#### [PROBLEM REQUIREMENTS]
Each line of the data that includes the string "Stukàt" is to be copied out.

THE INPUT section start

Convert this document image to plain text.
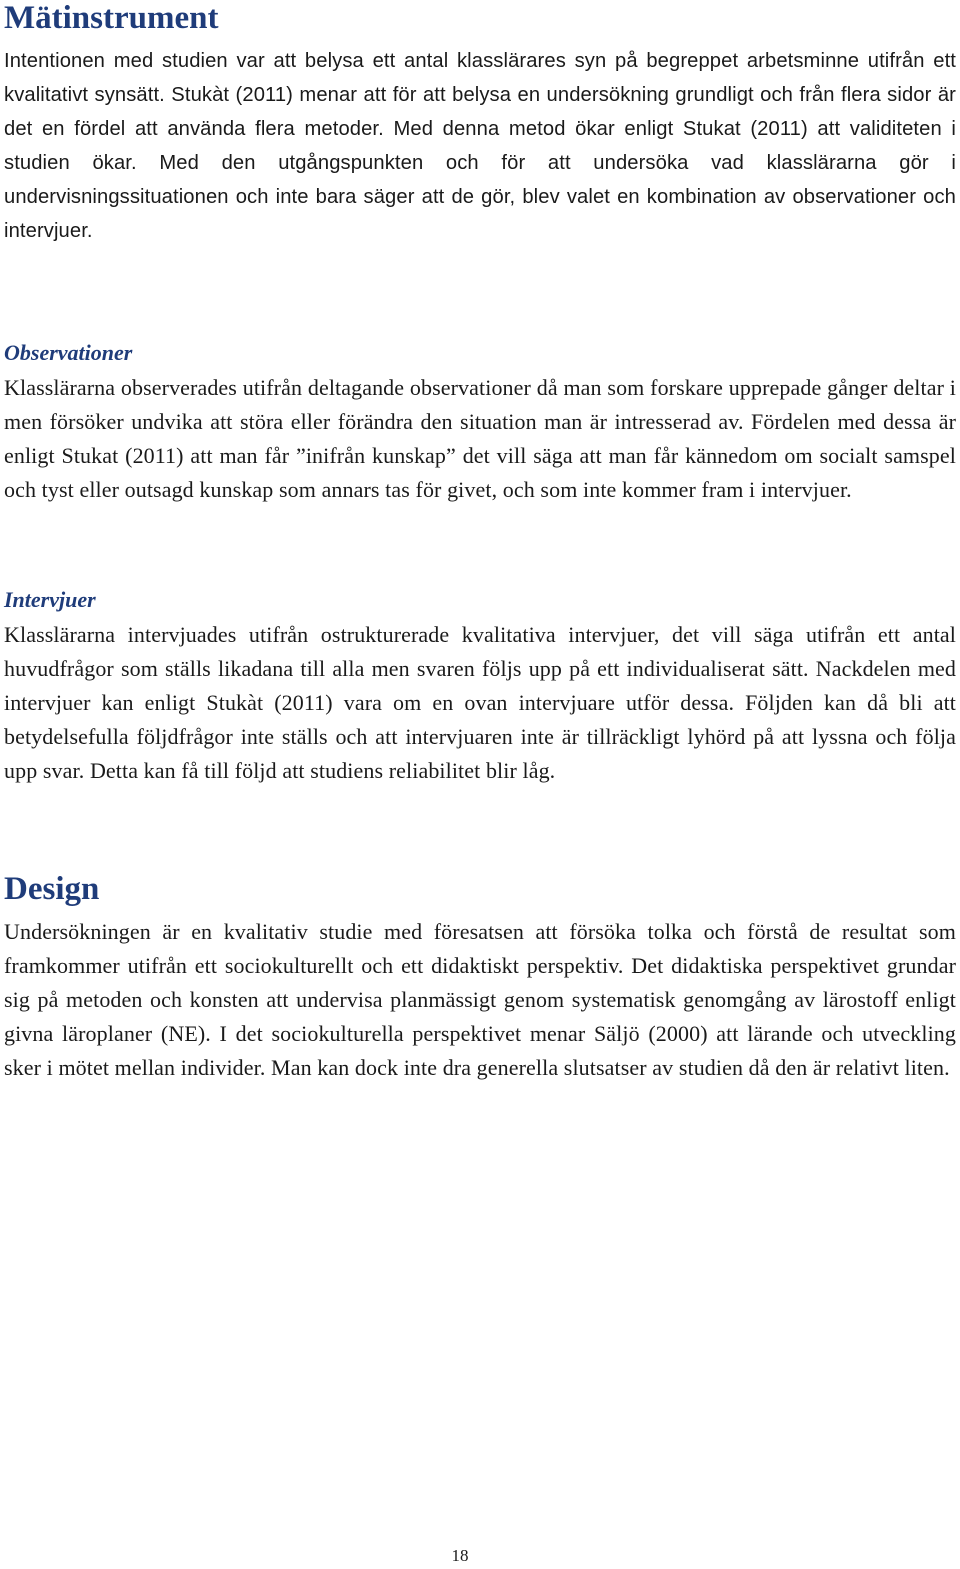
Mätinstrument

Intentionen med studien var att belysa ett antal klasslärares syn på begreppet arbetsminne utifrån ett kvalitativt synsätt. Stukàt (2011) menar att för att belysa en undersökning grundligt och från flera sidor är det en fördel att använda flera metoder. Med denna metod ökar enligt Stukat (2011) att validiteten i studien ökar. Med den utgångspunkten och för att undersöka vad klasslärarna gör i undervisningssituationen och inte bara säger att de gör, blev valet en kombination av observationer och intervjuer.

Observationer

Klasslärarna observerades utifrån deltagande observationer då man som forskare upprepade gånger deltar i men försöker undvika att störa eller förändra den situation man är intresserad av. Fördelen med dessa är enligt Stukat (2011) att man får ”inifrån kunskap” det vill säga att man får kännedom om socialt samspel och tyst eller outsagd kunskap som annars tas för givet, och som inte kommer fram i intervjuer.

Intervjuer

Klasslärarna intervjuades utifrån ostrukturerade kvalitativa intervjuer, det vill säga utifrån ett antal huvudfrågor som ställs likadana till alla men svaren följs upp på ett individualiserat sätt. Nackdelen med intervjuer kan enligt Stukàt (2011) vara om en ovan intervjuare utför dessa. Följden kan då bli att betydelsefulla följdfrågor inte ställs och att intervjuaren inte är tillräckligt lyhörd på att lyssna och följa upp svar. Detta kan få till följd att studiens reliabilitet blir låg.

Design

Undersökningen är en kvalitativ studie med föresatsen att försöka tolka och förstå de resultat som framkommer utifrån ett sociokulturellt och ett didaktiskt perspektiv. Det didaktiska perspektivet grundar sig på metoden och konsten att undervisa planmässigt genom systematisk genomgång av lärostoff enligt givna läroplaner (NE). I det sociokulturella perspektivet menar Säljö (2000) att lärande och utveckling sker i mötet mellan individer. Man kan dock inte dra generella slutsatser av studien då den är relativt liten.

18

THE INPUT section end

#### [ANSWER TO THE PROBLEM]
Intentionen med studien var att belysa ett antal klasslärares syn på begreppet arbetsminne utifrån ett kvalitativt synsätt. Stukàt (2011) menar att för att belysa en undersökning grundligt och från flera sidor är det en fördel att använda flera metoder. Med denna metod ökar enligt Stukat (2011) att validiteten i studien ökar. Med den utgångspunkten och för att undersöka vad klasslärarna gör i undervisningssituationen och inte bara säger att de gör, blev valet en kombination av observationer och intervjuer.
Klasslärarna intervjuades utifrån ostrukturerade kvalitativa intervjuer, det vill säga utifrån ett antal huvudfrågor som ställs likadana till alla men svaren följs upp på ett individualiserat sätt. Nackdelen med intervjuer kan enligt Stukàt (2011) vara om en ovan intervjuare utför dessa. Följden kan då bli att betydelsefulla följdfrågor inte ställs och att intervjuaren inte är tillräckligt lyhörd på att lyssna och följa upp svar. Detta kan få till följd att studiens reliabilitet blir låg.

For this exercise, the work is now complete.